▶ [Working data]:
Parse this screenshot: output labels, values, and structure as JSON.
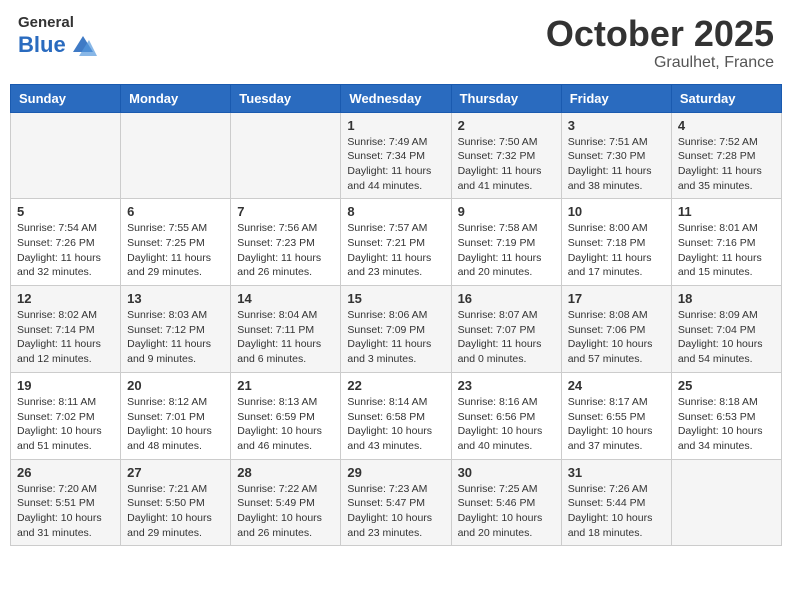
{
  "header": {
    "logo_line1": "General",
    "logo_line2": "Blue",
    "month": "October 2025",
    "location": "Graulhet, France"
  },
  "weekdays": [
    "Sunday",
    "Monday",
    "Tuesday",
    "Wednesday",
    "Thursday",
    "Friday",
    "Saturday"
  ],
  "weeks": [
    [
      {
        "day": "",
        "sunrise": "",
        "sunset": "",
        "daylight": ""
      },
      {
        "day": "",
        "sunrise": "",
        "sunset": "",
        "daylight": ""
      },
      {
        "day": "",
        "sunrise": "",
        "sunset": "",
        "daylight": ""
      },
      {
        "day": "1",
        "sunrise": "Sunrise: 7:49 AM",
        "sunset": "Sunset: 7:34 PM",
        "daylight": "Daylight: 11 hours and 44 minutes."
      },
      {
        "day": "2",
        "sunrise": "Sunrise: 7:50 AM",
        "sunset": "Sunset: 7:32 PM",
        "daylight": "Daylight: 11 hours and 41 minutes."
      },
      {
        "day": "3",
        "sunrise": "Sunrise: 7:51 AM",
        "sunset": "Sunset: 7:30 PM",
        "daylight": "Daylight: 11 hours and 38 minutes."
      },
      {
        "day": "4",
        "sunrise": "Sunrise: 7:52 AM",
        "sunset": "Sunset: 7:28 PM",
        "daylight": "Daylight: 11 hours and 35 minutes."
      }
    ],
    [
      {
        "day": "5",
        "sunrise": "Sunrise: 7:54 AM",
        "sunset": "Sunset: 7:26 PM",
        "daylight": "Daylight: 11 hours and 32 minutes."
      },
      {
        "day": "6",
        "sunrise": "Sunrise: 7:55 AM",
        "sunset": "Sunset: 7:25 PM",
        "daylight": "Daylight: 11 hours and 29 minutes."
      },
      {
        "day": "7",
        "sunrise": "Sunrise: 7:56 AM",
        "sunset": "Sunset: 7:23 PM",
        "daylight": "Daylight: 11 hours and 26 minutes."
      },
      {
        "day": "8",
        "sunrise": "Sunrise: 7:57 AM",
        "sunset": "Sunset: 7:21 PM",
        "daylight": "Daylight: 11 hours and 23 minutes."
      },
      {
        "day": "9",
        "sunrise": "Sunrise: 7:58 AM",
        "sunset": "Sunset: 7:19 PM",
        "daylight": "Daylight: 11 hours and 20 minutes."
      },
      {
        "day": "10",
        "sunrise": "Sunrise: 8:00 AM",
        "sunset": "Sunset: 7:18 PM",
        "daylight": "Daylight: 11 hours and 17 minutes."
      },
      {
        "day": "11",
        "sunrise": "Sunrise: 8:01 AM",
        "sunset": "Sunset: 7:16 PM",
        "daylight": "Daylight: 11 hours and 15 minutes."
      }
    ],
    [
      {
        "day": "12",
        "sunrise": "Sunrise: 8:02 AM",
        "sunset": "Sunset: 7:14 PM",
        "daylight": "Daylight: 11 hours and 12 minutes."
      },
      {
        "day": "13",
        "sunrise": "Sunrise: 8:03 AM",
        "sunset": "Sunset: 7:12 PM",
        "daylight": "Daylight: 11 hours and 9 minutes."
      },
      {
        "day": "14",
        "sunrise": "Sunrise: 8:04 AM",
        "sunset": "Sunset: 7:11 PM",
        "daylight": "Daylight: 11 hours and 6 minutes."
      },
      {
        "day": "15",
        "sunrise": "Sunrise: 8:06 AM",
        "sunset": "Sunset: 7:09 PM",
        "daylight": "Daylight: 11 hours and 3 minutes."
      },
      {
        "day": "16",
        "sunrise": "Sunrise: 8:07 AM",
        "sunset": "Sunset: 7:07 PM",
        "daylight": "Daylight: 11 hours and 0 minutes."
      },
      {
        "day": "17",
        "sunrise": "Sunrise: 8:08 AM",
        "sunset": "Sunset: 7:06 PM",
        "daylight": "Daylight: 10 hours and 57 minutes."
      },
      {
        "day": "18",
        "sunrise": "Sunrise: 8:09 AM",
        "sunset": "Sunset: 7:04 PM",
        "daylight": "Daylight: 10 hours and 54 minutes."
      }
    ],
    [
      {
        "day": "19",
        "sunrise": "Sunrise: 8:11 AM",
        "sunset": "Sunset: 7:02 PM",
        "daylight": "Daylight: 10 hours and 51 minutes."
      },
      {
        "day": "20",
        "sunrise": "Sunrise: 8:12 AM",
        "sunset": "Sunset: 7:01 PM",
        "daylight": "Daylight: 10 hours and 48 minutes."
      },
      {
        "day": "21",
        "sunrise": "Sunrise: 8:13 AM",
        "sunset": "Sunset: 6:59 PM",
        "daylight": "Daylight: 10 hours and 46 minutes."
      },
      {
        "day": "22",
        "sunrise": "Sunrise: 8:14 AM",
        "sunset": "Sunset: 6:58 PM",
        "daylight": "Daylight: 10 hours and 43 minutes."
      },
      {
        "day": "23",
        "sunrise": "Sunrise: 8:16 AM",
        "sunset": "Sunset: 6:56 PM",
        "daylight": "Daylight: 10 hours and 40 minutes."
      },
      {
        "day": "24",
        "sunrise": "Sunrise: 8:17 AM",
        "sunset": "Sunset: 6:55 PM",
        "daylight": "Daylight: 10 hours and 37 minutes."
      },
      {
        "day": "25",
        "sunrise": "Sunrise: 8:18 AM",
        "sunset": "Sunset: 6:53 PM",
        "daylight": "Daylight: 10 hours and 34 minutes."
      }
    ],
    [
      {
        "day": "26",
        "sunrise": "Sunrise: 7:20 AM",
        "sunset": "Sunset: 5:51 PM",
        "daylight": "Daylight: 10 hours and 31 minutes."
      },
      {
        "day": "27",
        "sunrise": "Sunrise: 7:21 AM",
        "sunset": "Sunset: 5:50 PM",
        "daylight": "Daylight: 10 hours and 29 minutes."
      },
      {
        "day": "28",
        "sunrise": "Sunrise: 7:22 AM",
        "sunset": "Sunset: 5:49 PM",
        "daylight": "Daylight: 10 hours and 26 minutes."
      },
      {
        "day": "29",
        "sunrise": "Sunrise: 7:23 AM",
        "sunset": "Sunset: 5:47 PM",
        "daylight": "Daylight: 10 hours and 23 minutes."
      },
      {
        "day": "30",
        "sunrise": "Sunrise: 7:25 AM",
        "sunset": "Sunset: 5:46 PM",
        "daylight": "Daylight: 10 hours and 20 minutes."
      },
      {
        "day": "31",
        "sunrise": "Sunrise: 7:26 AM",
        "sunset": "Sunset: 5:44 PM",
        "daylight": "Daylight: 10 hours and 18 minutes."
      },
      {
        "day": "",
        "sunrise": "",
        "sunset": "",
        "daylight": ""
      }
    ]
  ]
}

▶ [Set task]: Take the entries shown above and quote them verbatim, passing over the pictures.

▶ [Expected output]:
Parse this screenshot: output labels, values, and structure as JSON.
{
  "header": {
    "logo_line1": "General",
    "logo_line2": "Blue",
    "month": "October 2025",
    "location": "Graulhet, France"
  },
  "weekdays": [
    "Sunday",
    "Monday",
    "Tuesday",
    "Wednesday",
    "Thursday",
    "Friday",
    "Saturday"
  ],
  "weeks": [
    [
      {
        "day": "",
        "sunrise": "",
        "sunset": "",
        "daylight": ""
      },
      {
        "day": "",
        "sunrise": "",
        "sunset": "",
        "daylight": ""
      },
      {
        "day": "",
        "sunrise": "",
        "sunset": "",
        "daylight": ""
      },
      {
        "day": "1",
        "sunrise": "Sunrise: 7:49 AM",
        "sunset": "Sunset: 7:34 PM",
        "daylight": "Daylight: 11 hours and 44 minutes."
      },
      {
        "day": "2",
        "sunrise": "Sunrise: 7:50 AM",
        "sunset": "Sunset: 7:32 PM",
        "daylight": "Daylight: 11 hours and 41 minutes."
      },
      {
        "day": "3",
        "sunrise": "Sunrise: 7:51 AM",
        "sunset": "Sunset: 7:30 PM",
        "daylight": "Daylight: 11 hours and 38 minutes."
      },
      {
        "day": "4",
        "sunrise": "Sunrise: 7:52 AM",
        "sunset": "Sunset: 7:28 PM",
        "daylight": "Daylight: 11 hours and 35 minutes."
      }
    ],
    [
      {
        "day": "5",
        "sunrise": "Sunrise: 7:54 AM",
        "sunset": "Sunset: 7:26 PM",
        "daylight": "Daylight: 11 hours and 32 minutes."
      },
      {
        "day": "6",
        "sunrise": "Sunrise: 7:55 AM",
        "sunset": "Sunset: 7:25 PM",
        "daylight": "Daylight: 11 hours and 29 minutes."
      },
      {
        "day": "7",
        "sunrise": "Sunrise: 7:56 AM",
        "sunset": "Sunset: 7:23 PM",
        "daylight": "Daylight: 11 hours and 26 minutes."
      },
      {
        "day": "8",
        "sunrise": "Sunrise: 7:57 AM",
        "sunset": "Sunset: 7:21 PM",
        "daylight": "Daylight: 11 hours and 23 minutes."
      },
      {
        "day": "9",
        "sunrise": "Sunrise: 7:58 AM",
        "sunset": "Sunset: 7:19 PM",
        "daylight": "Daylight: 11 hours and 20 minutes."
      },
      {
        "day": "10",
        "sunrise": "Sunrise: 8:00 AM",
        "sunset": "Sunset: 7:18 PM",
        "daylight": "Daylight: 11 hours and 17 minutes."
      },
      {
        "day": "11",
        "sunrise": "Sunrise: 8:01 AM",
        "sunset": "Sunset: 7:16 PM",
        "daylight": "Daylight: 11 hours and 15 minutes."
      }
    ],
    [
      {
        "day": "12",
        "sunrise": "Sunrise: 8:02 AM",
        "sunset": "Sunset: 7:14 PM",
        "daylight": "Daylight: 11 hours and 12 minutes."
      },
      {
        "day": "13",
        "sunrise": "Sunrise: 8:03 AM",
        "sunset": "Sunset: 7:12 PM",
        "daylight": "Daylight: 11 hours and 9 minutes."
      },
      {
        "day": "14",
        "sunrise": "Sunrise: 8:04 AM",
        "sunset": "Sunset: 7:11 PM",
        "daylight": "Daylight: 11 hours and 6 minutes."
      },
      {
        "day": "15",
        "sunrise": "Sunrise: 8:06 AM",
        "sunset": "Sunset: 7:09 PM",
        "daylight": "Daylight: 11 hours and 3 minutes."
      },
      {
        "day": "16",
        "sunrise": "Sunrise: 8:07 AM",
        "sunset": "Sunset: 7:07 PM",
        "daylight": "Daylight: 11 hours and 0 minutes."
      },
      {
        "day": "17",
        "sunrise": "Sunrise: 8:08 AM",
        "sunset": "Sunset: 7:06 PM",
        "daylight": "Daylight: 10 hours and 57 minutes."
      },
      {
        "day": "18",
        "sunrise": "Sunrise: 8:09 AM",
        "sunset": "Sunset: 7:04 PM",
        "daylight": "Daylight: 10 hours and 54 minutes."
      }
    ],
    [
      {
        "day": "19",
        "sunrise": "Sunrise: 8:11 AM",
        "sunset": "Sunset: 7:02 PM",
        "daylight": "Daylight: 10 hours and 51 minutes."
      },
      {
        "day": "20",
        "sunrise": "Sunrise: 8:12 AM",
        "sunset": "Sunset: 7:01 PM",
        "daylight": "Daylight: 10 hours and 48 minutes."
      },
      {
        "day": "21",
        "sunrise": "Sunrise: 8:13 AM",
        "sunset": "Sunset: 6:59 PM",
        "daylight": "Daylight: 10 hours and 46 minutes."
      },
      {
        "day": "22",
        "sunrise": "Sunrise: 8:14 AM",
        "sunset": "Sunset: 6:58 PM",
        "daylight": "Daylight: 10 hours and 43 minutes."
      },
      {
        "day": "23",
        "sunrise": "Sunrise: 8:16 AM",
        "sunset": "Sunset: 6:56 PM",
        "daylight": "Daylight: 10 hours and 40 minutes."
      },
      {
        "day": "24",
        "sunrise": "Sunrise: 8:17 AM",
        "sunset": "Sunset: 6:55 PM",
        "daylight": "Daylight: 10 hours and 37 minutes."
      },
      {
        "day": "25",
        "sunrise": "Sunrise: 8:18 AM",
        "sunset": "Sunset: 6:53 PM",
        "daylight": "Daylight: 10 hours and 34 minutes."
      }
    ],
    [
      {
        "day": "26",
        "sunrise": "Sunrise: 7:20 AM",
        "sunset": "Sunset: 5:51 PM",
        "daylight": "Daylight: 10 hours and 31 minutes."
      },
      {
        "day": "27",
        "sunrise": "Sunrise: 7:21 AM",
        "sunset": "Sunset: 5:50 PM",
        "daylight": "Daylight: 10 hours and 29 minutes."
      },
      {
        "day": "28",
        "sunrise": "Sunrise: 7:22 AM",
        "sunset": "Sunset: 5:49 PM",
        "daylight": "Daylight: 10 hours and 26 minutes."
      },
      {
        "day": "29",
        "sunrise": "Sunrise: 7:23 AM",
        "sunset": "Sunset: 5:47 PM",
        "daylight": "Daylight: 10 hours and 23 minutes."
      },
      {
        "day": "30",
        "sunrise": "Sunrise: 7:25 AM",
        "sunset": "Sunset: 5:46 PM",
        "daylight": "Daylight: 10 hours and 20 minutes."
      },
      {
        "day": "31",
        "sunrise": "Sunrise: 7:26 AM",
        "sunset": "Sunset: 5:44 PM",
        "daylight": "Daylight: 10 hours and 18 minutes."
      },
      {
        "day": "",
        "sunrise": "",
        "sunset": "",
        "daylight": ""
      }
    ]
  ]
}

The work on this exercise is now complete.